» Directive:
In the material below, list every line carrying the string "JSON".

|---|

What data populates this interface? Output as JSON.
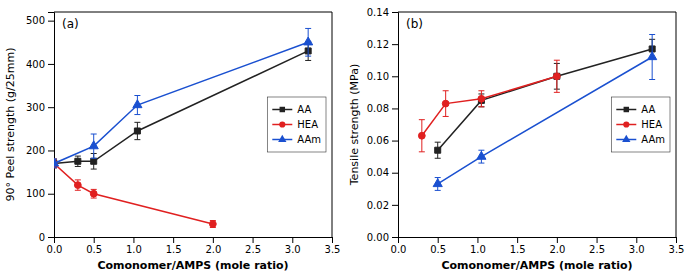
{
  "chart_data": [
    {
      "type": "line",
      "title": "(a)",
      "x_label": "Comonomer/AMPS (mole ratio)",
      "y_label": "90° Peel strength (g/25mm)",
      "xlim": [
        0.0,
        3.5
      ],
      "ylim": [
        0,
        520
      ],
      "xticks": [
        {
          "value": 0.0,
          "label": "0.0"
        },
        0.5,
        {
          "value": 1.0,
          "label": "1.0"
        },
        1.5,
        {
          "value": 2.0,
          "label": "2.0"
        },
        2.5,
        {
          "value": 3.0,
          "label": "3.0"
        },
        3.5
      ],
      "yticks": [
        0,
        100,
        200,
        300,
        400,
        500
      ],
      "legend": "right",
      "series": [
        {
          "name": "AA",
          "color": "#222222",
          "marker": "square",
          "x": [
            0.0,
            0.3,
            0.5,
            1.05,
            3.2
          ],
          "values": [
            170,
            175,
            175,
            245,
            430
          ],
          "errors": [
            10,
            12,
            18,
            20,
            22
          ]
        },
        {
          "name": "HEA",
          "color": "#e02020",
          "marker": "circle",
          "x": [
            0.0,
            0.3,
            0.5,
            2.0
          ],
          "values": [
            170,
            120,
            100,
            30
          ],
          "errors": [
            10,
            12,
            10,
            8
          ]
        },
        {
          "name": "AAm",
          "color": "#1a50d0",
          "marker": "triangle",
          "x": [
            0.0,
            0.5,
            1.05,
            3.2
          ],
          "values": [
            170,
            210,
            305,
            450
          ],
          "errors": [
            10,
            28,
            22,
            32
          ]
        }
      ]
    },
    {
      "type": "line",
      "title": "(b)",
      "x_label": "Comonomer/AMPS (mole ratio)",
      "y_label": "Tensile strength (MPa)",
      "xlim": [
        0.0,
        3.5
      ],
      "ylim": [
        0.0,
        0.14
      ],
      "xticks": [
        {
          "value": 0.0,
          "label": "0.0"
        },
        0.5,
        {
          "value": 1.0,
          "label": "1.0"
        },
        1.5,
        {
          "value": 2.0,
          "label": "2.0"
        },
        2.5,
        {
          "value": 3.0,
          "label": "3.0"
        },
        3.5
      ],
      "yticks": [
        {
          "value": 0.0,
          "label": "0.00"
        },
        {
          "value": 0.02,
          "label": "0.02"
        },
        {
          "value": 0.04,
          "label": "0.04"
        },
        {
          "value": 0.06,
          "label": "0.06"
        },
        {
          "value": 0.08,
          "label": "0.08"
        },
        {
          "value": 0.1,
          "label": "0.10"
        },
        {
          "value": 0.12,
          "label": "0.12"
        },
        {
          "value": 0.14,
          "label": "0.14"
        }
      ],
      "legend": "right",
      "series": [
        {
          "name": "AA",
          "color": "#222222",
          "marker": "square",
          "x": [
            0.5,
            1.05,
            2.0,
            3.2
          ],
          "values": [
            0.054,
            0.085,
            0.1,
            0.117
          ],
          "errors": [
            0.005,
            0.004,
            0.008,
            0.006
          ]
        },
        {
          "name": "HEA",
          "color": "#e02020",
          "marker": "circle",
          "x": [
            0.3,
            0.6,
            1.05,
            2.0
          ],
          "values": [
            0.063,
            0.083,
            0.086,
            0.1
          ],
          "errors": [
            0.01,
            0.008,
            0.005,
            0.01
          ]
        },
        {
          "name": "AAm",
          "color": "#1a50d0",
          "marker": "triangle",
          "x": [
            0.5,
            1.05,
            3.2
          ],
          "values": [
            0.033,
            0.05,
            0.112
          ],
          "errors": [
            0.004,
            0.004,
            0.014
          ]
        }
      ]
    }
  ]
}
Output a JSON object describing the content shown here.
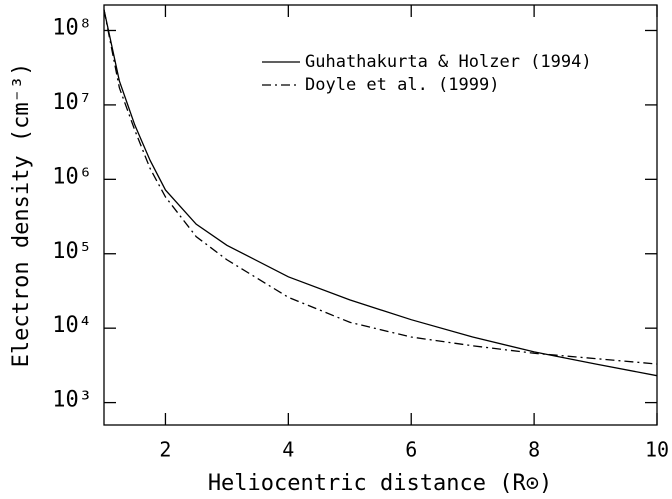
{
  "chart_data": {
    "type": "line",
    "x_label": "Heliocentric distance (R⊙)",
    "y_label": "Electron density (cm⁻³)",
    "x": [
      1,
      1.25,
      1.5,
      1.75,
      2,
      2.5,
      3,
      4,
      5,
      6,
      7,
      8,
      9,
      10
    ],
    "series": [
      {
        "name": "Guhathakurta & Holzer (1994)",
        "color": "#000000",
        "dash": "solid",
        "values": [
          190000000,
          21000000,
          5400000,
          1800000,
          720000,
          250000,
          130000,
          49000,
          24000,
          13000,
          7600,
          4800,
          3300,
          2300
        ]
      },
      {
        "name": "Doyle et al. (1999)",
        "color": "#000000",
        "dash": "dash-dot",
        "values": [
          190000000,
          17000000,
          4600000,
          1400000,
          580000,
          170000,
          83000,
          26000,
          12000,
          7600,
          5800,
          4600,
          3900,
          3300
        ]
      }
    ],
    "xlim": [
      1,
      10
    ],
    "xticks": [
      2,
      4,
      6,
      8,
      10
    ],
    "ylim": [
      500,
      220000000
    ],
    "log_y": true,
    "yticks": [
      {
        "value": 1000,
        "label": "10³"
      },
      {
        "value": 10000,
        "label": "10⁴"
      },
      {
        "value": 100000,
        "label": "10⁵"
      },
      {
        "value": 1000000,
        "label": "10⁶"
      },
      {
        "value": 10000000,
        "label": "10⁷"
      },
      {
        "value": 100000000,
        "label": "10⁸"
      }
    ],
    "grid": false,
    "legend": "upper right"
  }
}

|---|

» Solution to this task:
What data populates this interface? Output as JSON.
Output a JSON object describing the content shown here.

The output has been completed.